Structured figure records
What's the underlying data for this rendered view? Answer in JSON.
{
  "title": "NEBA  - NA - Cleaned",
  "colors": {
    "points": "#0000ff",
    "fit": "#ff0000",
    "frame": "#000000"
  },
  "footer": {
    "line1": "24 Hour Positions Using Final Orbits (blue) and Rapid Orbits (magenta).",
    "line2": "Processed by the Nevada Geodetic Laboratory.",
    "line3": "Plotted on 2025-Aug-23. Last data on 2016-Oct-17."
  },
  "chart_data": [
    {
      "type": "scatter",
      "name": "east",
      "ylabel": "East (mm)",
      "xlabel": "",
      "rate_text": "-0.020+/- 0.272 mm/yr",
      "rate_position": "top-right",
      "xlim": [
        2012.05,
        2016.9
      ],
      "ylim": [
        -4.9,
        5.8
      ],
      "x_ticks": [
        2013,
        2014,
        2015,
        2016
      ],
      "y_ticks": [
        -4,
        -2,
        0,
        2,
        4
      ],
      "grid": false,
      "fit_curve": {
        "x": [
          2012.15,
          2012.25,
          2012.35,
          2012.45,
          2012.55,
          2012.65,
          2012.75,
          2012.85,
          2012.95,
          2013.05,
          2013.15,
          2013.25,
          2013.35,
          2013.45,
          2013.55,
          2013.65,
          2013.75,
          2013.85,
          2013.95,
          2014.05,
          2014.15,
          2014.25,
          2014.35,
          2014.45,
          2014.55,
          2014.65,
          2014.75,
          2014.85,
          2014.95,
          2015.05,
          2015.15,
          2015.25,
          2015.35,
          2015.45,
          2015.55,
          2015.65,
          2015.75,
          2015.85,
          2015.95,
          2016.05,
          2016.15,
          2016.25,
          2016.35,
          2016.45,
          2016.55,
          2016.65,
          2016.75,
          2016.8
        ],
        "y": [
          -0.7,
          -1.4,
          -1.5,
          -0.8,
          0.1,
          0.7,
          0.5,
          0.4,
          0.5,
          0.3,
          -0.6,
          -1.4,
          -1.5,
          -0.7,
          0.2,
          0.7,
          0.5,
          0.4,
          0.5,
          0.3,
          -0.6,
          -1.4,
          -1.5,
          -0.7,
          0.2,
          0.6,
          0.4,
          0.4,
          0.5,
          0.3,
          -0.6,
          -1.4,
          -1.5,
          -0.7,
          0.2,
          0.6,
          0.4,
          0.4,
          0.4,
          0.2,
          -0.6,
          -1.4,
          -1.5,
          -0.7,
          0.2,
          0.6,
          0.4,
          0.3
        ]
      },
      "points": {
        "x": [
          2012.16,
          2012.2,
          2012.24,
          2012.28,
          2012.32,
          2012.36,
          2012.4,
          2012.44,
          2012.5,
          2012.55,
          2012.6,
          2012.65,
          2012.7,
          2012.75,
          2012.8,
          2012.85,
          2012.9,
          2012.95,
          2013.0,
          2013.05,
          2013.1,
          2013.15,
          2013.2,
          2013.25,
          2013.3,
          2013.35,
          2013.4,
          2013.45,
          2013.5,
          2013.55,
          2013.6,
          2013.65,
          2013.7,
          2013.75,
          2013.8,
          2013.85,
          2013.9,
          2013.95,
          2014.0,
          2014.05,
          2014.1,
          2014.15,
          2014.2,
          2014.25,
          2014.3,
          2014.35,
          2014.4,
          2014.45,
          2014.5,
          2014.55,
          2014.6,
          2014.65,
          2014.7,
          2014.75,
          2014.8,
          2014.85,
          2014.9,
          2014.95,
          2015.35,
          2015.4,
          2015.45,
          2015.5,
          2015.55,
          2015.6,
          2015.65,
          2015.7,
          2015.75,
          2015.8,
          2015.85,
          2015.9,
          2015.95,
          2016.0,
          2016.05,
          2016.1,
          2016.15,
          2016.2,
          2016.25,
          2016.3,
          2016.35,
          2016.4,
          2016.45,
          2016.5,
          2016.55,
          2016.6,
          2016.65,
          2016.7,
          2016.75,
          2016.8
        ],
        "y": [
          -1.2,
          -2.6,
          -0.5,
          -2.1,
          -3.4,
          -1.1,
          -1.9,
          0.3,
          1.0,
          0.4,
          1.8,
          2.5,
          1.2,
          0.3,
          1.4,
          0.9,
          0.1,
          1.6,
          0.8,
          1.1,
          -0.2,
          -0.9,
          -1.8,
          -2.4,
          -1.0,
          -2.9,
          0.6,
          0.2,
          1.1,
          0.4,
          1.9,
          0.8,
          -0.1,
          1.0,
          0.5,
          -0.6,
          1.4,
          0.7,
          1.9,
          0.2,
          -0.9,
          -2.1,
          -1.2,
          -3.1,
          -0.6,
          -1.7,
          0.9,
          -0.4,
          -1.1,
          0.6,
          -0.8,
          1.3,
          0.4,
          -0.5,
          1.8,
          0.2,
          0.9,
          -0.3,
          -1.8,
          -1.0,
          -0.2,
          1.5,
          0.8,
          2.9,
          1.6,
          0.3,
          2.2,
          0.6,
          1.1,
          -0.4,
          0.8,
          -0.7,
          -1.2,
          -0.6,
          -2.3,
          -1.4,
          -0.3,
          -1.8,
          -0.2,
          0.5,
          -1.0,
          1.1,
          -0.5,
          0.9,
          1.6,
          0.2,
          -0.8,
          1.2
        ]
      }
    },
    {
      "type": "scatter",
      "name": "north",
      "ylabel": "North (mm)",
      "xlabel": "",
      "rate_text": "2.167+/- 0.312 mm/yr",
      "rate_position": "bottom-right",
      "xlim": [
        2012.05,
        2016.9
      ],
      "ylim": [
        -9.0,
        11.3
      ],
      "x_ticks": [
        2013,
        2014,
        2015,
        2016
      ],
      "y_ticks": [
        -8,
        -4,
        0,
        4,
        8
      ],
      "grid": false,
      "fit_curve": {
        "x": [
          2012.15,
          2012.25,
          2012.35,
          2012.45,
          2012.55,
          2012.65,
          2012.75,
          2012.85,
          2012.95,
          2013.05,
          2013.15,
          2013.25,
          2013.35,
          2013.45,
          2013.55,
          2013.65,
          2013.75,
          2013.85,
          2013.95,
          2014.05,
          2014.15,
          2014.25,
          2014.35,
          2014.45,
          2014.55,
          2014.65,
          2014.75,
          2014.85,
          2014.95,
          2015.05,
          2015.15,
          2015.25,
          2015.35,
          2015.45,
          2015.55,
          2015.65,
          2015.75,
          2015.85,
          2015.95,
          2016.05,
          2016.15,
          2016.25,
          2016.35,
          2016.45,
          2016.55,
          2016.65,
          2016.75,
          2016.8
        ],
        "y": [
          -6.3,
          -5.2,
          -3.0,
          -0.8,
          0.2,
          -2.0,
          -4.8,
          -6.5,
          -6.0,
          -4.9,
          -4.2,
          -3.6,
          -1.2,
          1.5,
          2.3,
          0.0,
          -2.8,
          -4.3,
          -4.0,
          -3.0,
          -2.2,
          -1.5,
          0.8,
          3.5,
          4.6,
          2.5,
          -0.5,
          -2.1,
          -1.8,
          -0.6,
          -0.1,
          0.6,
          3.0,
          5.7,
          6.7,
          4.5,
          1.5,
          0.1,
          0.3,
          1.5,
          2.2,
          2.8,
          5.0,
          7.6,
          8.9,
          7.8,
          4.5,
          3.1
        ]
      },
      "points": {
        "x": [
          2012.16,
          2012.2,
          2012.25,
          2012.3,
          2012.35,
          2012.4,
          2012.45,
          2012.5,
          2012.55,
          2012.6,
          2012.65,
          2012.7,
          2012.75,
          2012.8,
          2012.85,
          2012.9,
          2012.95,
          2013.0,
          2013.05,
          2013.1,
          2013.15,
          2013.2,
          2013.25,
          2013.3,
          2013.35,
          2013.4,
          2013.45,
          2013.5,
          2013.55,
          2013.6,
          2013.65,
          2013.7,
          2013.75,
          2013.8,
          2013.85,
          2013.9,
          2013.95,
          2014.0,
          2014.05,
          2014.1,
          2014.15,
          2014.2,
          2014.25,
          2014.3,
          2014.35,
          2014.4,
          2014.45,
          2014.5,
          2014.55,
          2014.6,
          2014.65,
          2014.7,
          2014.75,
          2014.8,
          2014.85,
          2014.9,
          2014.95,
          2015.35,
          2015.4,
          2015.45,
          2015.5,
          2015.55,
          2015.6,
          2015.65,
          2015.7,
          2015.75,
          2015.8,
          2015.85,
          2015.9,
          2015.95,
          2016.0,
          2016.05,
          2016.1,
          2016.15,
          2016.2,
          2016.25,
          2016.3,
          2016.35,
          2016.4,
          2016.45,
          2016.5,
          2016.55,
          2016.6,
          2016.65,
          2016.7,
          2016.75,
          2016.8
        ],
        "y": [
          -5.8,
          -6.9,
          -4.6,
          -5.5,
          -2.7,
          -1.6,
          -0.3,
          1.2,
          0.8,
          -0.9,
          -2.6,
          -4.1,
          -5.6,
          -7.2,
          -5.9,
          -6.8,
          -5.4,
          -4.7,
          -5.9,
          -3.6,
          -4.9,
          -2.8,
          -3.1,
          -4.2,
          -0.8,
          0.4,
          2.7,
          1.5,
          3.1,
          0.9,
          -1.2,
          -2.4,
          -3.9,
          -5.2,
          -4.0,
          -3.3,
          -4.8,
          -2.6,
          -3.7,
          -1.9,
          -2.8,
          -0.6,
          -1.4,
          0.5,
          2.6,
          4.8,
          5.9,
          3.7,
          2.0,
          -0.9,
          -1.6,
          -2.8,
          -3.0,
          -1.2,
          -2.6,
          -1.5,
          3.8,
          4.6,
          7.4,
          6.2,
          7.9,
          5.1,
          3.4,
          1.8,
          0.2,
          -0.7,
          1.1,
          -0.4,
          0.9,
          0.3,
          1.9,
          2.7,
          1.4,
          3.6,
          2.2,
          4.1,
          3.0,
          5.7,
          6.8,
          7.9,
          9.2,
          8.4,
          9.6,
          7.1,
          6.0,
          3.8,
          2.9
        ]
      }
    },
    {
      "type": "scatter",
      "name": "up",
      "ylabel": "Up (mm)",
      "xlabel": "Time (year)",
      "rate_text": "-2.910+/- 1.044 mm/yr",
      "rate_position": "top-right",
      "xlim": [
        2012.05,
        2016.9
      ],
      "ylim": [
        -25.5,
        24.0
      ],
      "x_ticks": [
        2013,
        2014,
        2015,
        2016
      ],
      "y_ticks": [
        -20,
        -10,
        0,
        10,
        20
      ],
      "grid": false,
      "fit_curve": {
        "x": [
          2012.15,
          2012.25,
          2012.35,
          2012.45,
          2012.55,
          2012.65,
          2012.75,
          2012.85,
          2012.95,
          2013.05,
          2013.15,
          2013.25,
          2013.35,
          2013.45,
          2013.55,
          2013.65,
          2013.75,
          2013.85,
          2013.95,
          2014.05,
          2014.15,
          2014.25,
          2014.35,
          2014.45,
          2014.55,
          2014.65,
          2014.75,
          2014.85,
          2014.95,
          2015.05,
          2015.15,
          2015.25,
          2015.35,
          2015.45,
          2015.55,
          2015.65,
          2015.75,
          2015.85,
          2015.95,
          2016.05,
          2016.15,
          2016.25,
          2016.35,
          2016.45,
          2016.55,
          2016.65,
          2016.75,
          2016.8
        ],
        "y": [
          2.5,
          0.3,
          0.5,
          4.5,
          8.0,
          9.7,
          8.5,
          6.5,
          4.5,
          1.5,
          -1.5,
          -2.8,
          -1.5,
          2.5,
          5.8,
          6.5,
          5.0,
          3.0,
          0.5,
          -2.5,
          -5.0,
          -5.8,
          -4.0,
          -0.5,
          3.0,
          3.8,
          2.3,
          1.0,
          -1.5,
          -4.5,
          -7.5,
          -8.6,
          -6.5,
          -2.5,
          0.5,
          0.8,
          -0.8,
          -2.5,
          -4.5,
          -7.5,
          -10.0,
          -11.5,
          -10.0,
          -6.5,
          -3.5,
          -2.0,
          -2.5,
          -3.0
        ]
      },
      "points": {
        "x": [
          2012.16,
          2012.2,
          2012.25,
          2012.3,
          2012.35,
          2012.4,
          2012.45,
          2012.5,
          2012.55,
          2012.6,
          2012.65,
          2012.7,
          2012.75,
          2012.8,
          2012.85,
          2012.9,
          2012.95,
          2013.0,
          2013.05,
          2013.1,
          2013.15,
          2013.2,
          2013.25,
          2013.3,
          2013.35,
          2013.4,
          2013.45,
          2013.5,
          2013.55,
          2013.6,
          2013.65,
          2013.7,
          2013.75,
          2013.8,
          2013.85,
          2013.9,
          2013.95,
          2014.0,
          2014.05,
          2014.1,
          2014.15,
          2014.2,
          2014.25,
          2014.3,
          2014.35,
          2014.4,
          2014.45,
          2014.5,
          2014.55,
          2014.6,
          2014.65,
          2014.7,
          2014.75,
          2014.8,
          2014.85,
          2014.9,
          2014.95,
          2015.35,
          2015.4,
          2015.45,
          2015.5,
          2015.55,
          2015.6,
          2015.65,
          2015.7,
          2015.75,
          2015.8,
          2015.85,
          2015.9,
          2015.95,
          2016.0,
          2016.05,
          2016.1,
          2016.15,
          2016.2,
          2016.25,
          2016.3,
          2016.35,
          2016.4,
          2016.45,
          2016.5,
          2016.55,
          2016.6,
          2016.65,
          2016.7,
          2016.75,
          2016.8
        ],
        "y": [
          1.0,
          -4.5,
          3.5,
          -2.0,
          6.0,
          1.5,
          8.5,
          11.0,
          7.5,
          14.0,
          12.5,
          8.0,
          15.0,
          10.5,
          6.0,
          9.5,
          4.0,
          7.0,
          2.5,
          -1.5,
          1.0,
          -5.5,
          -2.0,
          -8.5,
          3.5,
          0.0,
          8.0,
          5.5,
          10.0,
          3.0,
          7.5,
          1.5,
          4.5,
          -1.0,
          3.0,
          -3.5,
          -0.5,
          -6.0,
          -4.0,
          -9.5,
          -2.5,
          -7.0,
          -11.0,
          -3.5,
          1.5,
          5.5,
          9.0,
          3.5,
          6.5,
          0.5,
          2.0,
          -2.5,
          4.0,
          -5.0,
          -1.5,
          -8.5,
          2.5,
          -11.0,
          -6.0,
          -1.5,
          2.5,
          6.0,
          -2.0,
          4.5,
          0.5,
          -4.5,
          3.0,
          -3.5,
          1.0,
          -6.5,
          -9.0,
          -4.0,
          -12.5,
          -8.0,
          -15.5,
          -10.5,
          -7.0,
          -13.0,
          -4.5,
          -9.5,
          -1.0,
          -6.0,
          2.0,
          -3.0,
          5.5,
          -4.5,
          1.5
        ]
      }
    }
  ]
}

◆ **Required task**: Pick each line holding the word "ylabel" out of the listing.

◆ **Written answer**:
      "ylabel": "East (mm)",
      "ylabel": "North (mm)",
      "ylabel": "Up (mm)",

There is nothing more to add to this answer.